Records from a collection of figures
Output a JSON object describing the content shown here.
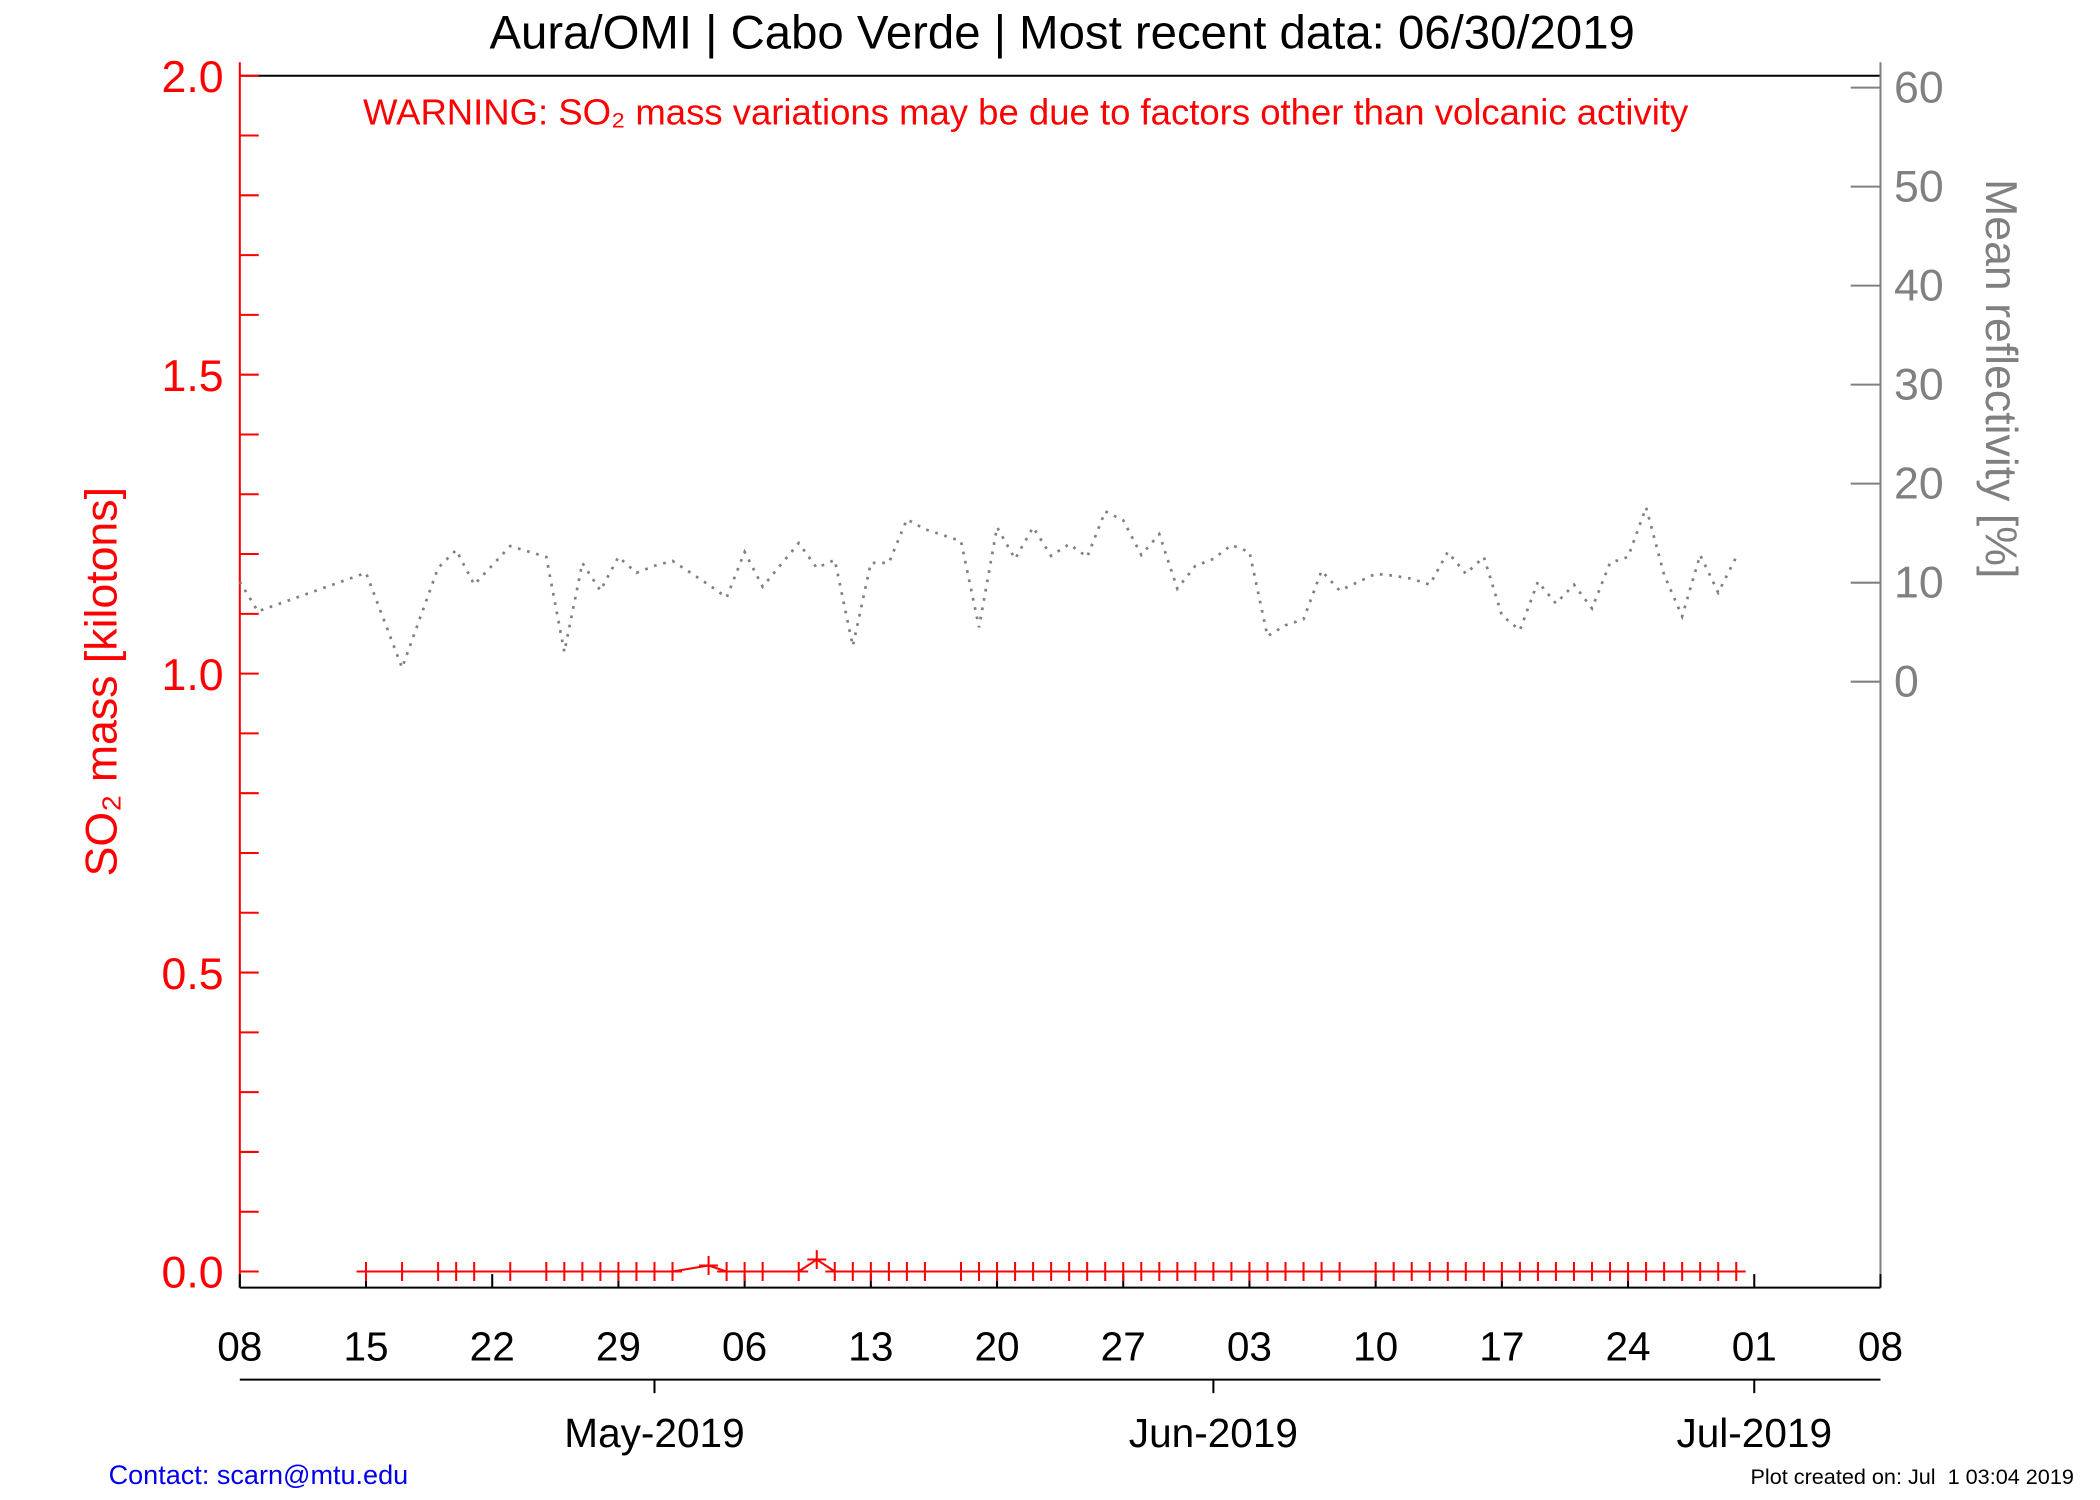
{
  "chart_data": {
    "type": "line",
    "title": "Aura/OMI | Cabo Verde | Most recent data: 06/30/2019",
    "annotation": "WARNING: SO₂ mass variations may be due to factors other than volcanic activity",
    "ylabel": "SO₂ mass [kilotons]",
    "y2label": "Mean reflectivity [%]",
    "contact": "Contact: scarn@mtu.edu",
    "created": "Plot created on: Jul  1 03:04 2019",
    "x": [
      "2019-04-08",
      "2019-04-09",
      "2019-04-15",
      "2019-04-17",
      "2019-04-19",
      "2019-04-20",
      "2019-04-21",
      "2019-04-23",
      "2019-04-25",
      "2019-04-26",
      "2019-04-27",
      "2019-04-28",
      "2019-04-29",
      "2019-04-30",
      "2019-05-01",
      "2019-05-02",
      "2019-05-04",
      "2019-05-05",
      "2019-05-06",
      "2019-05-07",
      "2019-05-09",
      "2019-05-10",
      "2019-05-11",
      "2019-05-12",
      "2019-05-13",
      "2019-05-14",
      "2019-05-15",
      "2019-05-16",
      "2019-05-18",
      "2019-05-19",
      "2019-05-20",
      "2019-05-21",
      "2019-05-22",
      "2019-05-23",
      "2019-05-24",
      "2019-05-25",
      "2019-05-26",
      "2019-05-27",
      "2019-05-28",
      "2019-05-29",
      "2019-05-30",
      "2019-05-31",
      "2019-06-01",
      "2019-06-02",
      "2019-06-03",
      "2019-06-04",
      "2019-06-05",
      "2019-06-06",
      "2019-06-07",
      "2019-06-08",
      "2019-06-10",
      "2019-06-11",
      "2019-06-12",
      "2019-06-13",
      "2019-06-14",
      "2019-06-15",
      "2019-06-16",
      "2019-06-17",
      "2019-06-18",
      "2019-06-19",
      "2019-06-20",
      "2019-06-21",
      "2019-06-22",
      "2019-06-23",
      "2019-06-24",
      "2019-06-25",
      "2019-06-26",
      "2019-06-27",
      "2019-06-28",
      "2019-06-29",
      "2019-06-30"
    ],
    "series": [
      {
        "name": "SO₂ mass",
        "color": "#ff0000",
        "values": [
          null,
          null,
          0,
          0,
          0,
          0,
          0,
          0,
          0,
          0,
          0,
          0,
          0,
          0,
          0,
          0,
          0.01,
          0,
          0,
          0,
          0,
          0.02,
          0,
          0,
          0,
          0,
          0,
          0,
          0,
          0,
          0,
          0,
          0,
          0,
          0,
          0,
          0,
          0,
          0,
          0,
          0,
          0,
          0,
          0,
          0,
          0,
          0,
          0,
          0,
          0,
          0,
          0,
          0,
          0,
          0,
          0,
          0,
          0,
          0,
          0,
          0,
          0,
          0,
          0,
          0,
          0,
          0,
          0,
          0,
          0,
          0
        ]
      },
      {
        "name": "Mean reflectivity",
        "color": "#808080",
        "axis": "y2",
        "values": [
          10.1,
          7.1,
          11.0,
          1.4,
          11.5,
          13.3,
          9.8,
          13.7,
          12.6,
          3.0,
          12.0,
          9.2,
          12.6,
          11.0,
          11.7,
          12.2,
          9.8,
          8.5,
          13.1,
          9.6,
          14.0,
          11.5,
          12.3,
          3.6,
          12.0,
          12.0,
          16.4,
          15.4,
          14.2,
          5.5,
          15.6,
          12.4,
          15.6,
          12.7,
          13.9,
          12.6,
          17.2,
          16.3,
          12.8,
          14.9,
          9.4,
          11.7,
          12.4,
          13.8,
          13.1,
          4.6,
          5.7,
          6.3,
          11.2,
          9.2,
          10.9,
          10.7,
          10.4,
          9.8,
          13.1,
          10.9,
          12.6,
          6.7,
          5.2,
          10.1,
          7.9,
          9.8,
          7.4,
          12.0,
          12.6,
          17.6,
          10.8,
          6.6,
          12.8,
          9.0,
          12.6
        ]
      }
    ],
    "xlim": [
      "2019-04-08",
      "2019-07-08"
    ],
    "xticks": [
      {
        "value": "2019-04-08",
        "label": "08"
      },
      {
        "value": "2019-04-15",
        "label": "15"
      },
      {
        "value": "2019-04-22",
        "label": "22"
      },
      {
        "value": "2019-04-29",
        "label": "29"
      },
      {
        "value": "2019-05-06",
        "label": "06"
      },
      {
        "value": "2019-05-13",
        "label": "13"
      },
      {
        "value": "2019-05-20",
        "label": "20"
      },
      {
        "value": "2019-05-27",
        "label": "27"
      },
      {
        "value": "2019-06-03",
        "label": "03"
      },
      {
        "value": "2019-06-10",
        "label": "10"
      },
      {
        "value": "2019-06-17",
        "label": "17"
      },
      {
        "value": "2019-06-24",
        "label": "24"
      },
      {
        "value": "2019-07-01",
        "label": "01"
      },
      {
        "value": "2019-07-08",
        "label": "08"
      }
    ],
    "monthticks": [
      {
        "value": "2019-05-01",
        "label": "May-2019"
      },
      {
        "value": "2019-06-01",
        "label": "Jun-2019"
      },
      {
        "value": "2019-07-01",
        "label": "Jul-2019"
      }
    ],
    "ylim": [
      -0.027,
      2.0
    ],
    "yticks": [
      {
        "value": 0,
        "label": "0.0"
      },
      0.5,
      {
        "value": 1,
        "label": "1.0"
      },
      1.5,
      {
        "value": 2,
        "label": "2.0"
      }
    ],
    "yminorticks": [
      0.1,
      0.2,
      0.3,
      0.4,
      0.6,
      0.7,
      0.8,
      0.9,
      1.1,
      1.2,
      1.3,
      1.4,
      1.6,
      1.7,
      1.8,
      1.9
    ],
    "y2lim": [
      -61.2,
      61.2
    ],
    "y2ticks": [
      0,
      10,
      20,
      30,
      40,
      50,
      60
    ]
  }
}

* * *

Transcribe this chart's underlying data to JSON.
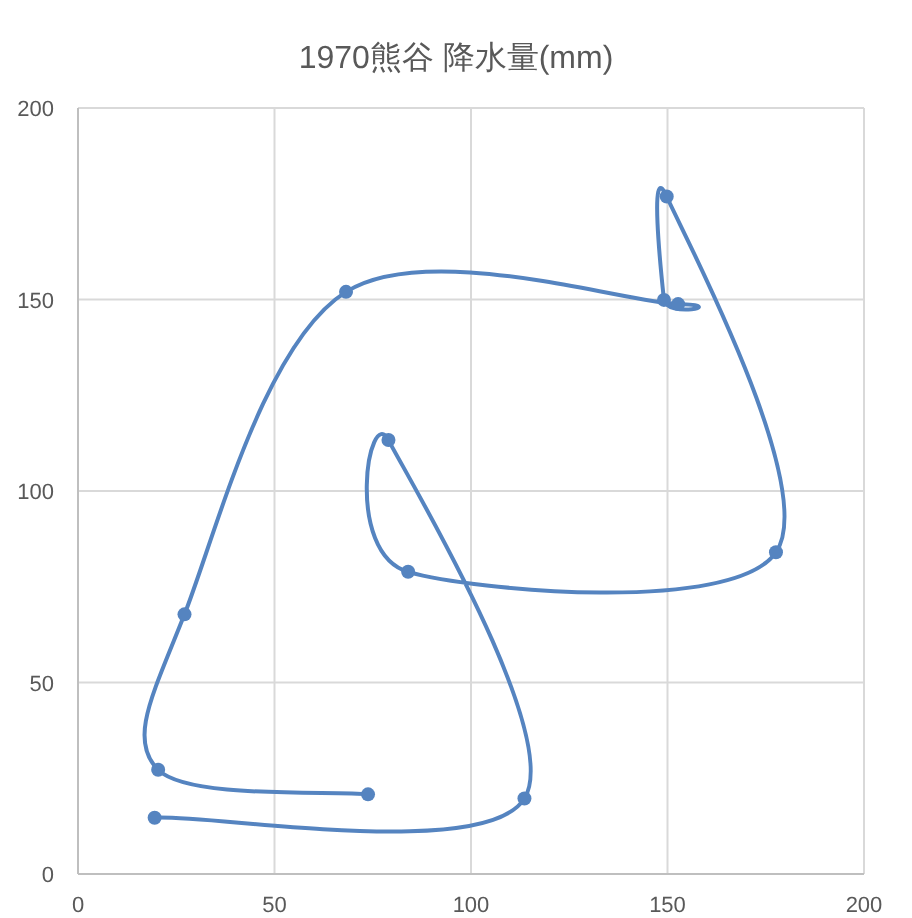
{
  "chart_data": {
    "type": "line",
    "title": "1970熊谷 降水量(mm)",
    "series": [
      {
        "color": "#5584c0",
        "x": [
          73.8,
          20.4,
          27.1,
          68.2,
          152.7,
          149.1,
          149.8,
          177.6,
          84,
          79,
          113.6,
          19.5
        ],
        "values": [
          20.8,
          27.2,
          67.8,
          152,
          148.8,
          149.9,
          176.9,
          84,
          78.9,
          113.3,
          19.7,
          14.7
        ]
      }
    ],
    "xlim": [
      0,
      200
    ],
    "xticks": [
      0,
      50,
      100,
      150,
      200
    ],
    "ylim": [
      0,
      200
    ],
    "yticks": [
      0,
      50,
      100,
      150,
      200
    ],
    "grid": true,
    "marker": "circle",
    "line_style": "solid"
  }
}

--

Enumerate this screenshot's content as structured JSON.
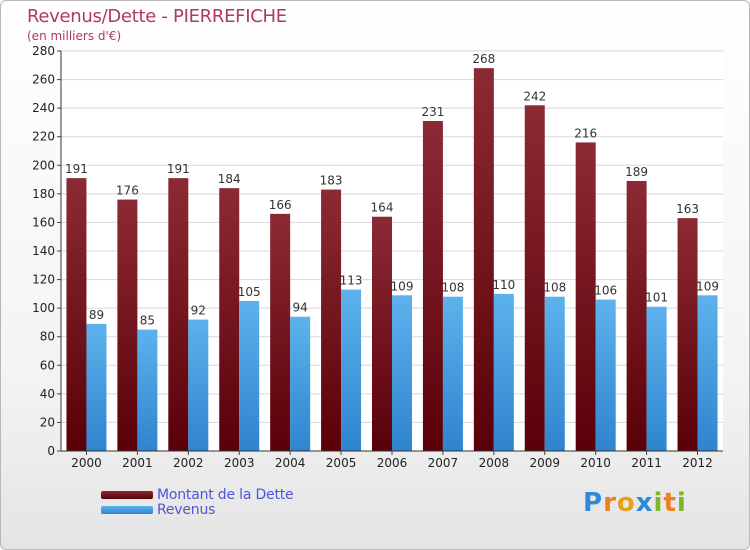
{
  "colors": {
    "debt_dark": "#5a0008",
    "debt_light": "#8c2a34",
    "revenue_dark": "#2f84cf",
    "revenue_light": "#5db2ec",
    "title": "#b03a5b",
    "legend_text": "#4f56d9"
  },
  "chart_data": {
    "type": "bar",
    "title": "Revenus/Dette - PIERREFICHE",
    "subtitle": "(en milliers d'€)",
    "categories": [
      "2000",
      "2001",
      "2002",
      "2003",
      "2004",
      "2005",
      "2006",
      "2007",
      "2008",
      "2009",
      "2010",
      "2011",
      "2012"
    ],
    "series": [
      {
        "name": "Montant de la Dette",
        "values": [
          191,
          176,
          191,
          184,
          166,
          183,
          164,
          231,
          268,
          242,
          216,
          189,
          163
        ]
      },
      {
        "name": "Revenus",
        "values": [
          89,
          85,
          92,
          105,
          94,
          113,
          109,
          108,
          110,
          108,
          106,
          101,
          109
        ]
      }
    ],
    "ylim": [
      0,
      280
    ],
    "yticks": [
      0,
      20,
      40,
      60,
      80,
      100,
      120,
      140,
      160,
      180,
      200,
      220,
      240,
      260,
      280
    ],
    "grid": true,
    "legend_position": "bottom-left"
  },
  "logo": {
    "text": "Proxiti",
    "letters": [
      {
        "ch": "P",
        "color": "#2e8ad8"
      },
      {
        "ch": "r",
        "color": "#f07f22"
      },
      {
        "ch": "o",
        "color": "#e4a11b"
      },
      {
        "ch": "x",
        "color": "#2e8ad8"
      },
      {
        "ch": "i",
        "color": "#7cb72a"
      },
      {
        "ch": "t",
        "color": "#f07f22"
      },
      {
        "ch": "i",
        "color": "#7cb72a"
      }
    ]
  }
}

## Task goal
Pull out every line above that holds the word "Dette".

## Correct result
    "title": "Revenus/Dette - PIERREFICHE",
        "name": "Montant de la Dette",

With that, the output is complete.